═════ Available records ═════

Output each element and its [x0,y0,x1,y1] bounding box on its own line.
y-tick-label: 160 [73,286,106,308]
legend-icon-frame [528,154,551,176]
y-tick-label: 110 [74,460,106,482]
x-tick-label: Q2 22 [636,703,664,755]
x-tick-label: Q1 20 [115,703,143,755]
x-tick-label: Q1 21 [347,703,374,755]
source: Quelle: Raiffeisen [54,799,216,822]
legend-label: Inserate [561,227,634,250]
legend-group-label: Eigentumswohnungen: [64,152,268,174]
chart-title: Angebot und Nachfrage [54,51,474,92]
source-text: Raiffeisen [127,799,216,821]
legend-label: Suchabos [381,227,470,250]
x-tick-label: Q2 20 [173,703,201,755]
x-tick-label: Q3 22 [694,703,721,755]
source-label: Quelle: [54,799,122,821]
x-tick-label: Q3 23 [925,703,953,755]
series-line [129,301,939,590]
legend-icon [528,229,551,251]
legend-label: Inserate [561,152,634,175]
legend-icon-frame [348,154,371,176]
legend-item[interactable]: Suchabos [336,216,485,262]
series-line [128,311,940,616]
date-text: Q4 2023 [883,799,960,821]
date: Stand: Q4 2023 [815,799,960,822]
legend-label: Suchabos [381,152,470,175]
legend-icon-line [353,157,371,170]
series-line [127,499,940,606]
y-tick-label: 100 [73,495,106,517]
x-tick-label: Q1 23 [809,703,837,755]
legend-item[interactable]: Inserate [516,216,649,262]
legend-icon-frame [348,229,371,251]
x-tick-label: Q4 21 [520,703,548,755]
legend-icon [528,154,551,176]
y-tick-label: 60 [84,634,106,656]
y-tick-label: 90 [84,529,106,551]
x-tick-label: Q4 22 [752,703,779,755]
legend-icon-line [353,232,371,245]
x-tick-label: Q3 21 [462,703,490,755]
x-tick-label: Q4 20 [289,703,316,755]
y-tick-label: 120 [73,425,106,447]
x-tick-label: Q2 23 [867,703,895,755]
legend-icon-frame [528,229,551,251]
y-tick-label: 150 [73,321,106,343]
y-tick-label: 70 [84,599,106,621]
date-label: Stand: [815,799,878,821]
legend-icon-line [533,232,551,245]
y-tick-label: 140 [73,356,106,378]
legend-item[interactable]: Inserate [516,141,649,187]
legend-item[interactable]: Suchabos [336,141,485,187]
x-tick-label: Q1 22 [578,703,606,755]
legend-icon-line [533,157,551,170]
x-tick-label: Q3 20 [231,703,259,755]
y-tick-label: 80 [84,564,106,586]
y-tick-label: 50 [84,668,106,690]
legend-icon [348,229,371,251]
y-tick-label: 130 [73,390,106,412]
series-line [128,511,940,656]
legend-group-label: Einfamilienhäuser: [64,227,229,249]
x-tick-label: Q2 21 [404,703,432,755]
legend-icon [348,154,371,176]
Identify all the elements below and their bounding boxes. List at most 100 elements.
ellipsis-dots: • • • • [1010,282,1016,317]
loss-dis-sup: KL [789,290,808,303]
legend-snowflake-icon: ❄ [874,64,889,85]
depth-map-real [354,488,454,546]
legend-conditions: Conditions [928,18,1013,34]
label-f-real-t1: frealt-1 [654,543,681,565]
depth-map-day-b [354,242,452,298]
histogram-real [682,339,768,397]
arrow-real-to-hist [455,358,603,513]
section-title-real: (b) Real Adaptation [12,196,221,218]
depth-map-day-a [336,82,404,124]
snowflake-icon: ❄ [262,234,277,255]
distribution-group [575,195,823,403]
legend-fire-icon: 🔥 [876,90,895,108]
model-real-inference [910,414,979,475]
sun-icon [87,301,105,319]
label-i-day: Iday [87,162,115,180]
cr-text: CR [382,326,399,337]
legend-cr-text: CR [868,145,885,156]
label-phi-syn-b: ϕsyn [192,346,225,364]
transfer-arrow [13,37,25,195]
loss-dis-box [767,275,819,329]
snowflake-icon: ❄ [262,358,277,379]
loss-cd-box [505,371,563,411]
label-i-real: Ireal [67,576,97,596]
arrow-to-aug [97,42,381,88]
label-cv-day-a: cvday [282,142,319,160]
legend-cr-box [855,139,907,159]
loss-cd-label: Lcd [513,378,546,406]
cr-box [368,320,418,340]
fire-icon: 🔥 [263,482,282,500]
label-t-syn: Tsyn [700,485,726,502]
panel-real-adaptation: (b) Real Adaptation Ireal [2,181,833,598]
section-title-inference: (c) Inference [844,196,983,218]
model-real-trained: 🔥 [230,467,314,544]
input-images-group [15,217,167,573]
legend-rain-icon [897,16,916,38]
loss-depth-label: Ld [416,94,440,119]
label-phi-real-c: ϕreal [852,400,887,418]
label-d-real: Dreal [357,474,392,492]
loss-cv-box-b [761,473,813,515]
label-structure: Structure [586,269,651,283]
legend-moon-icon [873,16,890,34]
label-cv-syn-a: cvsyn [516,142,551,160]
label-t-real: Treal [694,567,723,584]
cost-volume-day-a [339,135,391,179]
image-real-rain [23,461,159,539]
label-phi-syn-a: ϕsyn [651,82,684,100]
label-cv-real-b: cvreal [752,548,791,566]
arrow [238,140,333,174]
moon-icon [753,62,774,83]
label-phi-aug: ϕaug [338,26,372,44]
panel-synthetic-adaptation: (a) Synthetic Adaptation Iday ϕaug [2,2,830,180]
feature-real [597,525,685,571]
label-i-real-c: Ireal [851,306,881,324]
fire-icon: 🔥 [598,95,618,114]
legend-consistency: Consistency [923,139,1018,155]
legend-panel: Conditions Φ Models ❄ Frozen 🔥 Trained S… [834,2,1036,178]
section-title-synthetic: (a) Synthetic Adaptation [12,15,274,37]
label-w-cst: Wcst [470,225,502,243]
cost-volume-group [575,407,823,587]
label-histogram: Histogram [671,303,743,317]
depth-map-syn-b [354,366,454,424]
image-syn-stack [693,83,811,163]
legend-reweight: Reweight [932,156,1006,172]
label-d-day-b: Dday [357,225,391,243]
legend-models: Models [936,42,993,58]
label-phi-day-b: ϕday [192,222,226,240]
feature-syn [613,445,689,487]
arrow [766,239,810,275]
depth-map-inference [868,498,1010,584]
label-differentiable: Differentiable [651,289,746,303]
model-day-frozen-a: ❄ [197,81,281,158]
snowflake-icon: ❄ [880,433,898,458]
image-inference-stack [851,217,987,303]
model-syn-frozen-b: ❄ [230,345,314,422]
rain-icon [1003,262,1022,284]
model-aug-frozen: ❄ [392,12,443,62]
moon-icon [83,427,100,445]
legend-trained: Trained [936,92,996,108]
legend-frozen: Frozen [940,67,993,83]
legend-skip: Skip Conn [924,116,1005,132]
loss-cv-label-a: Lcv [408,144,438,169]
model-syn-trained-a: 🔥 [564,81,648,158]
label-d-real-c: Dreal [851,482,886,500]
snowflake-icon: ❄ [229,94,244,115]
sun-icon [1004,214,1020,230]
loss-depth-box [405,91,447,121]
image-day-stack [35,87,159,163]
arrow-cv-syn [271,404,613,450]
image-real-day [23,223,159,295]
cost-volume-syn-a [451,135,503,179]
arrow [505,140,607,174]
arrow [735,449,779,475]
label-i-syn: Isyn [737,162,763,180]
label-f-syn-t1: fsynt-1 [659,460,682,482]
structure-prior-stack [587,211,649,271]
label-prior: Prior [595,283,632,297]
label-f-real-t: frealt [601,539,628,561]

═════

** Exercise description **
Can you repeat the material with every "Inserate" swapped for "Angebote" and everything else left unchanged?

** Solution for this task **
Output each element and its [x0,y0,x1,y1] bounding box on its own line.
y-tick-label: 160 [73,286,106,308]
legend-icon-frame [528,154,551,176]
y-tick-label: 110 [74,460,106,482]
x-tick-label: Q2 22 [636,703,664,755]
x-tick-label: Q1 20 [115,703,143,755]
x-tick-label: Q1 21 [347,703,374,755]
source: Quelle: Raiffeisen [54,799,216,822]
legend-label: Angebote [561,227,634,250]
legend-group-label: Eigentumswohnungen: [64,152,268,174]
chart-title: Angebot und Nachfrage [54,51,474,92]
source-text: Raiffeisen [127,799,216,821]
legend-label: Suchabos [381,227,470,250]
x-tick-label: Q2 20 [173,703,201,755]
x-tick-label: Q3 22 [694,703,721,755]
source-label: Quelle: [54,799,122,821]
x-tick-label: Q3 23 [925,703,953,755]
series-line [129,301,939,590]
legend-icon [528,229,551,251]
legend-label: Angebote [561,152,634,175]
legend-icon-frame [348,154,371,176]
legend-item[interactable]: Suchabos [336,216,485,262]
series-line [128,311,940,616]
date-text: Q4 2023 [883,799,960,821]
date: Stand: Q4 2023 [815,799,960,822]
legend-label: Suchabos [381,152,470,175]
legend-icon-line [353,157,371,170]
series-line [127,499,940,606]
y-tick-label: 100 [73,495,106,517]
x-tick-label: Q1 23 [809,703,837,755]
legend-item[interactable]: Angebote [516,216,649,262]
legend-icon-frame [348,229,371,251]
x-tick-label: Q4 21 [520,703,548,755]
legend-icon [528,154,551,176]
y-tick-label: 60 [84,634,106,656]
y-tick-label: 90 [84,529,106,551]
x-tick-label: Q4 22 [752,703,779,755]
legend-icon-line [353,232,371,245]
x-tick-label: Q3 21 [462,703,490,755]
x-tick-label: Q4 20 [289,703,316,755]
y-tick-label: 120 [73,425,106,447]
x-tick-label: Q2 23 [867,703,895,755]
legend-icon-frame [528,229,551,251]
y-tick-label: 150 [73,321,106,343]
y-tick-label: 70 [84,599,106,621]
date-label: Stand: [815,799,878,821]
legend-icon-line [533,232,551,245]
y-tick-label: 140 [73,356,106,378]
legend-item[interactable]: Angebote [516,141,649,187]
legend-item[interactable]: Suchabos [336,141,485,187]
x-tick-label: Q1 22 [578,703,606,755]
legend-icon-line [533,157,551,170]
x-tick-label: Q3 20 [231,703,259,755]
y-tick-label: 80 [84,564,106,586]
y-tick-label: 50 [84,668,106,690]
legend-icon [348,229,371,251]
y-tick-label: 130 [73,390,106,412]
series-line [128,511,940,656]
legend-group-label: Einfamilienhäuser: [64,227,229,249]
x-tick-label: Q2 21 [404,703,432,755]
legend-icon [348,154,371,176]
Identify all the elements below and their bounding boxes. List at most 100 elements.
ellipsis-dots: • • • • [1010,282,1016,317]
loss-dis-sup: KL [789,290,808,303]
legend-snowflake-icon: ❄ [874,64,889,85]
depth-map-real [354,488,454,546]
legend-conditions: Conditions [928,18,1013,34]
label-f-real-t1: frealt-1 [654,543,681,565]
depth-map-day-b [354,242,452,298]
histogram-real [682,339,768,397]
arrow-real-to-hist [455,358,603,513]
section-title-real: (b) Real Adaptation [12,196,221,218]
depth-map-day-a [336,82,404,124]
snowflake-icon: ❄ [262,234,277,255]
distribution-group [575,195,823,403]
legend-fire-icon: 🔥 [876,90,895,108]
model-real-inference [910,414,979,475]
sun-icon [87,301,105,319]
label-i-day: Iday [87,162,115,180]
cr-text: CR [382,326,399,337]
legend-cr-text: CR [868,145,885,156]
label-phi-syn-b: ϕsyn [192,346,225,364]
transfer-arrow [13,37,25,195]
loss-dis-box [767,275,819,329]
snowflake-icon: ❄ [262,358,277,379]
loss-cd-box [505,371,563,411]
label-i-real: Ireal [67,576,97,596]
arrow-to-aug [97,42,381,88]
label-cv-day-a: cvday [282,142,319,160]
legend-cr-box [855,139,907,159]
loss-cd-label: Lcd [513,378,546,406]
cr-box [368,320,418,340]
fire-icon: 🔥 [263,482,282,500]
label-t-syn: Tsyn [700,485,726,502]
panel-real-adaptation: (b) Real Adaptation Ireal [2,181,833,598]
section-title-inference: (c) Inference [844,196,983,218]
model-real-trained: 🔥 [230,467,314,544]
input-images-group [15,217,167,573]
legend-rain-icon [897,16,916,38]
loss-depth-label: Ld [416,94,440,119]
label-phi-real-c: ϕreal [852,400,887,418]
label-d-real: Dreal [357,474,392,492]
loss-cv-box-b [761,473,813,515]
label-structure: Structure [586,269,651,283]
legend-moon-icon [873,16,890,34]
label-cv-syn-a: cvsyn [516,142,551,160]
label-t-real: Treal [694,567,723,584]
cost-volume-day-a [339,135,391,179]
image-real-rain [23,461,159,539]
label-phi-syn-a: ϕsyn [651,82,684,100]
label-cv-real-b: cvreal [752,548,791,566]
arrow [238,140,333,174]
moon-icon [753,62,774,83]
label-phi-aug: ϕaug [338,26,372,44]
panel-synthetic-adaptation: (a) Synthetic Adaptation Iday ϕaug [2,2,830,180]
feature-real [597,525,685,571]
label-i-real-c: Ireal [851,306,881,324]
fire-icon: 🔥 [598,95,618,114]
legend-consistency: Consistency [923,139,1018,155]
legend-panel: Conditions Φ Models ❄ Frozen 🔥 Trained S… [834,2,1036,178]
section-title-synthetic: (a) Synthetic Adaptation [12,15,274,37]
label-w-cst: Wcst [470,225,502,243]
cost-volume-group [575,407,823,587]
label-histogram: Histogram [671,303,743,317]
depth-map-syn-b [354,366,454,424]
image-syn-stack [693,83,811,163]
legend-reweight: Reweight [932,156,1006,172]
label-d-day-b: Dday [357,225,391,243]
legend-models: Models [936,42,993,58]
label-phi-day-b: ϕday [192,222,226,240]
feature-syn [613,445,689,487]
arrow [766,239,810,275]
depth-map-inference [868,498,1010,584]
label-differentiable: Differentiable [651,289,746,303]
model-day-frozen-a: ❄ [197,81,281,158]
snowflake-icon: ❄ [880,433,898,458]
image-inference-stack [851,217,987,303]
model-syn-frozen-b: ❄ [230,345,314,422]
rain-icon [1003,262,1022,284]
model-aug-frozen: ❄ [392,12,443,62]
moon-icon [83,427,100,445]
legend-trained: Trained [936,92,996,108]
legend-frozen: Frozen [940,67,993,83]
legend-skip: Skip Conn [924,116,1005,132]
loss-cv-label-a: Lcv [408,144,438,169]
model-syn-trained-a: 🔥 [564,81,648,158]
label-d-real-c: Dreal [851,482,886,500]
snowflake-icon: ❄ [229,94,244,115]
sun-icon [1004,214,1020,230]
loss-depth-box [405,91,447,121]
image-day-stack [35,87,159,163]
arrow-cv-syn [271,404,613,450]
image-real-day [23,223,159,295]
cost-volume-syn-a [451,135,503,179]
arrow [505,140,607,174]
arrow [735,449,779,475]
label-i-syn: Isyn [737,162,763,180]
label-f-syn-t1: fsynt-1 [659,460,682,482]
structure-prior-stack [587,211,649,271]
label-prior: Prior [595,283,632,297]
label-f-real-t: frealt [601,539,628,561]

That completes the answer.